• [FRAGMENTO DEL TEXTO]:
+++++

    En este punto biográfico, en puertas de la creación poética, hay que subrayar el hecho de que ni la realidad circundante, ni la peripecia vital susceptible de ser anotada en una cronología, ni siquiera los paisajes que le rodean pueden rastrearse de una manera directa en la obra poética de Pérez Estrada. A este concepto del sujeto apartado de su contexto biográfico y situado en un ámbito estrictamente emocional e imaginativo el propio autor lo ha denominado «yo evasivo». Este ámbito emocional, sin embargo, apela también a una biografía; una biografía-otra imposible de ser descrita, evadida. Pondré un pequeño ejemplo: el anuncio de un bote de leche condensada de la época, donde aparecía el dibujo de un niño mostrando esa misma lata (con un niño y la misma lata, y así sucesivamente) supuso para el niño Rafael un descubrimiento poético de mayor rango emocional que cualquier circunstancia histórica.*El universo de la creación y su conciencia nace en Granada, donde el joven Rafael había ido a cursar en los años 50 estudios de Derecho. La doble herencia familiar le permite, al principio, seguir los cursos y frecuentar la vida artística. En Granada conoce a Thornton Wilder, autor de Los Idus de marzo, y a la poeta Elena Martín Vivaldi; y de regreso a Málaga, en vacaciones, tentado ya por la escritura, entabla amistad con dos jóvenes que entonces escribían una poesía secreta y desbordada: Pablo García Baena y Vicente Núñez. A ellos pronto se unen Alfonso Canales y el editor Ángel Caffarena. El meandro de las tertulias, el paganismo de las noches y la atracción del desorden tanto sedujeron al joven estudiante que a punto estuvo de abandonarse en la exclusiva herencia materna, es decir, artística. La sutil intervención paterna le devolvió al camino del  Derecho. El poso de la bohemia literaria se mantuvo latente, y en cuanto pudo, el joven licenciado se instaló en Madrid para reavivirlo. Fue solo un año, aunque transitado en la ebriedad de un carpe diem más literal que literario.

+++++

• [Datos de predicción de cuadros delimitadores]:
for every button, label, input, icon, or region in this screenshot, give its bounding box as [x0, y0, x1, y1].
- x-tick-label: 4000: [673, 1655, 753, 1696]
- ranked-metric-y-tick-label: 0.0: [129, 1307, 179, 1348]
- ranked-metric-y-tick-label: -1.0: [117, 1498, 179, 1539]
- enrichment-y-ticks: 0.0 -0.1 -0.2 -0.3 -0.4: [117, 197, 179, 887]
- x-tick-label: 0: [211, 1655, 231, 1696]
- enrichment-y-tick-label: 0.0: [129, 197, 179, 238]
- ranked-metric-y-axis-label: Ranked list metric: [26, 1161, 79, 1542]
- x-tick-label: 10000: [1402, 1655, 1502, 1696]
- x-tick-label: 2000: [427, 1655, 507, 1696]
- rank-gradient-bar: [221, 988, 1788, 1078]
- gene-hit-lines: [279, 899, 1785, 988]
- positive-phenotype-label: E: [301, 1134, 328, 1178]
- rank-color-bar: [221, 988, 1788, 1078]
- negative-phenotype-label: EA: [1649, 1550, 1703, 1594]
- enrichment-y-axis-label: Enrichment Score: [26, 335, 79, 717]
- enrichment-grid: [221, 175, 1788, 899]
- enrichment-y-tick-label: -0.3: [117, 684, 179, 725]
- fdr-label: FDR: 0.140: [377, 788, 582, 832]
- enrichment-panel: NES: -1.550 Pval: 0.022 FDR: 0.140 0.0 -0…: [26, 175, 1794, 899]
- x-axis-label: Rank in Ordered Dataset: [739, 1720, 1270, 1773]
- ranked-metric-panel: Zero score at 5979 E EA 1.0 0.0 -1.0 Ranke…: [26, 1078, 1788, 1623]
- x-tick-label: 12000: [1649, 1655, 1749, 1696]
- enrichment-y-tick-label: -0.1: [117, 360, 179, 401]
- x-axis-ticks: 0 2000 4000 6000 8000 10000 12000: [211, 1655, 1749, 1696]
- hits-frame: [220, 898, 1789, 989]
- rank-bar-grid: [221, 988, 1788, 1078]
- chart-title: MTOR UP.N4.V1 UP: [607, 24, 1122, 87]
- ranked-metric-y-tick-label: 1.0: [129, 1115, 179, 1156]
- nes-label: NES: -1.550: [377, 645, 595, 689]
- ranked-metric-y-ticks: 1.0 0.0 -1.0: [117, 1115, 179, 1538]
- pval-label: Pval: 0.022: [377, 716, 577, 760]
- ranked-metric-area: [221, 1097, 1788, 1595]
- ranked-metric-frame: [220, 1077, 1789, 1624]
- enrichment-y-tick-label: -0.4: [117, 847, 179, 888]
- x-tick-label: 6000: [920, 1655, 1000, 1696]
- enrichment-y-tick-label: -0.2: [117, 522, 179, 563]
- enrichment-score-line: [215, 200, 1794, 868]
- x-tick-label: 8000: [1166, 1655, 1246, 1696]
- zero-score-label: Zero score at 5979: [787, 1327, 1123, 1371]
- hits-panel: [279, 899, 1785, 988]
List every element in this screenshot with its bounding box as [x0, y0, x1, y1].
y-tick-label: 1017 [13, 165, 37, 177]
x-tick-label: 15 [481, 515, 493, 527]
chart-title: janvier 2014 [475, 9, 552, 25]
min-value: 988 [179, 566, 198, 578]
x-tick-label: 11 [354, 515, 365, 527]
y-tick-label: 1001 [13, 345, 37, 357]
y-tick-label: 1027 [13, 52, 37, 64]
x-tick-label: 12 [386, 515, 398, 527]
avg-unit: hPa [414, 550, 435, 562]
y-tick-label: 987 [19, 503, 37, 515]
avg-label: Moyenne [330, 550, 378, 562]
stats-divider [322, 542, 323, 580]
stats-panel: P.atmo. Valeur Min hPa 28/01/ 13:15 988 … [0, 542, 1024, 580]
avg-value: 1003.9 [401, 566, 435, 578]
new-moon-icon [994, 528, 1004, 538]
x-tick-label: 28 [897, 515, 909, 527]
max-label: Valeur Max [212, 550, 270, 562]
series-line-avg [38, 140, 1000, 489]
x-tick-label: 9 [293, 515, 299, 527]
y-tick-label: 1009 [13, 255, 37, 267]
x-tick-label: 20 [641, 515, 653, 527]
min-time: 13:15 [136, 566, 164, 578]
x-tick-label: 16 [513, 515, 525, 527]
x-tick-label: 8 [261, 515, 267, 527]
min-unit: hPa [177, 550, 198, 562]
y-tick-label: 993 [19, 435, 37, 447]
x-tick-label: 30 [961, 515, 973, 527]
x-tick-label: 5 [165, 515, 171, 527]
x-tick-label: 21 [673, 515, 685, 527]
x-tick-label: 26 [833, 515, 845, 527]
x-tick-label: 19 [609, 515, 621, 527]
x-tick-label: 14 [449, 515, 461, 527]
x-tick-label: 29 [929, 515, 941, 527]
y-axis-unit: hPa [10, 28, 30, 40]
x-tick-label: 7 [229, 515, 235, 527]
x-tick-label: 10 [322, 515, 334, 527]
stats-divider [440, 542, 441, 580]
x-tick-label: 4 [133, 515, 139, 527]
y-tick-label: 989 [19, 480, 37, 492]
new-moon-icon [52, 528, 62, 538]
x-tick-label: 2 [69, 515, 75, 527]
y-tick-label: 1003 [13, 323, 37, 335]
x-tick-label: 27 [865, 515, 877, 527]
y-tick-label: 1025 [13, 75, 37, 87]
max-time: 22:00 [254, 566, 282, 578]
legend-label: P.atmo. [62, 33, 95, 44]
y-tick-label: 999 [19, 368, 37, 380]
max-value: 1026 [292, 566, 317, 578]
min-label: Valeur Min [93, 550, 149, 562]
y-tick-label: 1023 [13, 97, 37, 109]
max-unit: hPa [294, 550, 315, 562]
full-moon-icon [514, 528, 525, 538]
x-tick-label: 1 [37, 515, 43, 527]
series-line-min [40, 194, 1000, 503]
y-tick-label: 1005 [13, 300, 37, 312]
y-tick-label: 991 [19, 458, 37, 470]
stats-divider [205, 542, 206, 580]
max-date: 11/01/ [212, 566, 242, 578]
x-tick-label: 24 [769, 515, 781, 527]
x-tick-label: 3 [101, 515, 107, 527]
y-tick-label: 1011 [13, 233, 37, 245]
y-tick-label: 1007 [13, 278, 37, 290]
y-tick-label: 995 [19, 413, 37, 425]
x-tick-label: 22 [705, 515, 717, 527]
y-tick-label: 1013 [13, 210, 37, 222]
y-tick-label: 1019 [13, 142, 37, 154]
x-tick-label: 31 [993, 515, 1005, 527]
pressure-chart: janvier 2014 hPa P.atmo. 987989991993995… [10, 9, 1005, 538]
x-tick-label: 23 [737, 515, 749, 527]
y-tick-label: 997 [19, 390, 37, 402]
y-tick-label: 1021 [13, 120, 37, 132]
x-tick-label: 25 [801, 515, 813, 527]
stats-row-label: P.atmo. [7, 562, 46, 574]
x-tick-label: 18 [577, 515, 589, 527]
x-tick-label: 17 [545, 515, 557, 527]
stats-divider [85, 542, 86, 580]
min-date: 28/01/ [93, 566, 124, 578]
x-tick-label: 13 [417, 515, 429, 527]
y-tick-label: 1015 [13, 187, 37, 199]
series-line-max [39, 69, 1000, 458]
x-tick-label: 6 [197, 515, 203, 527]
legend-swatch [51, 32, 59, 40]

+++++

• [TAREA]:
Enumera a todas las personas que aparecen nombradas en el fragmento sobre Pérez Estrada, sin contarlo a él. Las entradas no tienen ningún papel en esto.

• [PROBLEMA RESUELTO]:
Thornton Wilder, Elena Martín Vivaldi, Pablo García Baena, Vicente Núñez, Alfonso Canales y Ángel Caffarena.